→ **Problem description**: Using the listing below, copy every line that mentions "JSON".
──────── Dataset excerpts ────────
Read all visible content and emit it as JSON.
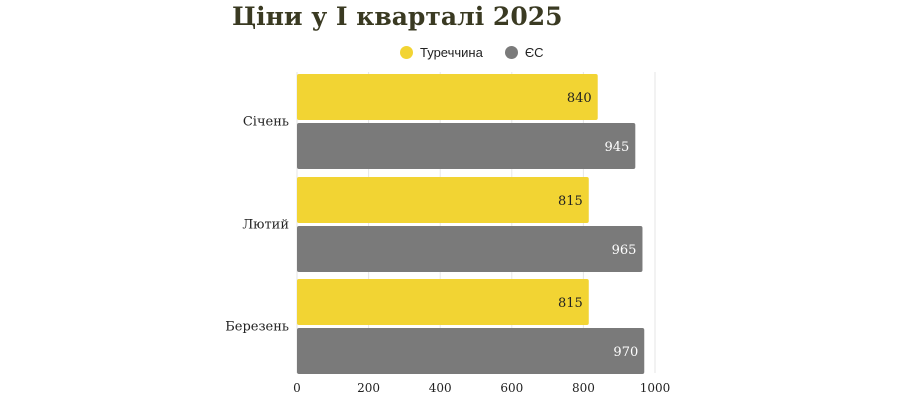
{
  "colors": {
    "turkey": "#f2d433",
    "eu": "#7a7a7a",
    "grid": "#e6e6e6"
  },
  "chart_data": {
    "type": "bar",
    "orientation": "horizontal",
    "title": "Ціни у І кварталі 2025",
    "categories": [
      "Січень",
      "Лютий",
      "Березень"
    ],
    "series": [
      {
        "name": "Туреччина",
        "values": [
          840,
          815,
          815
        ]
      },
      {
        "name": "ЄС",
        "values": [
          945,
          965,
          970
        ]
      }
    ],
    "xticks": [
      0,
      200,
      400,
      600,
      800,
      1000
    ],
    "xlim": [
      0,
      1000
    ],
    "grid": true,
    "legend": "top"
  }
}
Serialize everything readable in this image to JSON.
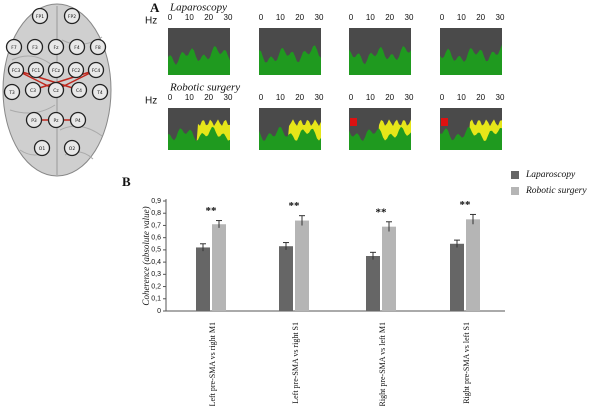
{
  "panel_labels": [
    "A",
    "B"
  ],
  "brain": {
    "electrodes": [
      "FP1",
      "FP2",
      "F7",
      "F3",
      "Fz",
      "F4",
      "F8",
      "FC3",
      "FC1",
      "FCz",
      "FC2",
      "FC4",
      "T3",
      "C3",
      "Cz",
      "C4",
      "T4",
      "P3",
      "Pz",
      "P4",
      "O1",
      "O2"
    ]
  },
  "spectra": {
    "rows": [
      "Laparoscopy",
      "Robotic surgery"
    ],
    "axis_label": "Hz",
    "xticks": [
      0,
      10,
      20,
      30
    ]
  },
  "chart_data": {
    "type": "bar",
    "ylabel": "Coherence (absolute value)",
    "categories": [
      "Left pre-SMA vs right M1",
      "Left pre-SMA vs right S1",
      "Right pre-SMA vs left M1",
      "Right pre-SMA vs left S1"
    ],
    "series": [
      {
        "name": "Laparoscopy",
        "color": "#666666",
        "values": [
          0.52,
          0.53,
          0.45,
          0.55
        ],
        "errors": [
          0.03,
          0.03,
          0.03,
          0.03
        ]
      },
      {
        "name": "Robotic surgery",
        "color": "#b5b5b5",
        "values": [
          0.71,
          0.74,
          0.69,
          0.75
        ],
        "errors": [
          0.03,
          0.04,
          0.04,
          0.04
        ]
      }
    ],
    "annotations": [
      "**",
      "**",
      "**",
      "**"
    ],
    "ylim": [
      0,
      0.9
    ],
    "yticks": [
      0,
      {
        "value": 0.1,
        "label": "0,1"
      },
      {
        "value": 0.2,
        "label": "0,2"
      },
      {
        "value": 0.3,
        "label": "0,3"
      },
      {
        "value": 0.4,
        "label": "0,4"
      },
      {
        "value": 0.5,
        "label": "0,5"
      },
      {
        "value": 0.6,
        "label": "0,6"
      },
      {
        "value": 0.7,
        "label": "0,7"
      },
      {
        "value": 0.8,
        "label": "0,8"
      },
      {
        "value": 0.9,
        "label": "0,9"
      }
    ],
    "legend": "right"
  }
}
────────
→ **Complete output**:
Read all visible content and emit it as JSON.
Serialize everything readable in this image to JSON.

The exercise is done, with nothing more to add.